=== Exercise ===
Return every entry exactly.

%%

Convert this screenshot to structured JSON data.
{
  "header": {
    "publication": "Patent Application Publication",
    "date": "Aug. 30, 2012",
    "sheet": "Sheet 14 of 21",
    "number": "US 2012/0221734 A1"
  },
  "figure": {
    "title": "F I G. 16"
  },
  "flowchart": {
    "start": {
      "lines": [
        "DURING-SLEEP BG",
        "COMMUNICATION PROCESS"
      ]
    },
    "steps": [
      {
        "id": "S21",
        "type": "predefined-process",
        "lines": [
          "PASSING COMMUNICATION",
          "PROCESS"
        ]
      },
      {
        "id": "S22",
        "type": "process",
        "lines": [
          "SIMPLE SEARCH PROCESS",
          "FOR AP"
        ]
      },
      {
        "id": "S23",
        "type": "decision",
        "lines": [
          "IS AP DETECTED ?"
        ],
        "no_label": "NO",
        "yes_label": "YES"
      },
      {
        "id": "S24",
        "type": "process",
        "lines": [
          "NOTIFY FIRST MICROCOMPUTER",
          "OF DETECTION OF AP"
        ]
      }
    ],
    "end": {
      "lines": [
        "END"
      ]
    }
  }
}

%%

=== The answer ===
Convert this screenshot to structured JSON data.
{
  "header": {
    "publication": "Patent Application Publication",
    "date": "Aug. 30, 2012",
    "sheet": "Sheet 14 of 21",
    "number": "US 2012/0221734 A1"
  },
  "figure": {
    "title": "F I G. 16"
  },
  "flowchart": {
    "start": {
      "lines": [
        "DURING-SLEEP BG",
        "COMMUNICATION PROCESS"
      ]
    },
    "steps": [
      {
        "id": "S21",
        "type": "predefined-process",
        "lines": [
          "PASSING COMMUNICATION",
          "PROCESS"
        ]
      },
      {
        "id": "S22",
        "type": "process",
        "lines": [
          "SIMPLE SEARCH PROCESS",
          "FOR AP"
        ]
      },
      {
        "id": "S23",
        "type": "decision",
        "lines": [
          "IS AP DETECTED ?"
        ],
        "no_label": "NO",
        "yes_label": "YES"
      },
      {
        "id": "S24",
        "type": "process",
        "lines": [
          "NOTIFY FIRST MICROCOMPUTER",
          "OF DETECTION OF AP"
        ]
      }
    ],
    "end": {
      "lines": [
        "END"
      ]
    }
  }
}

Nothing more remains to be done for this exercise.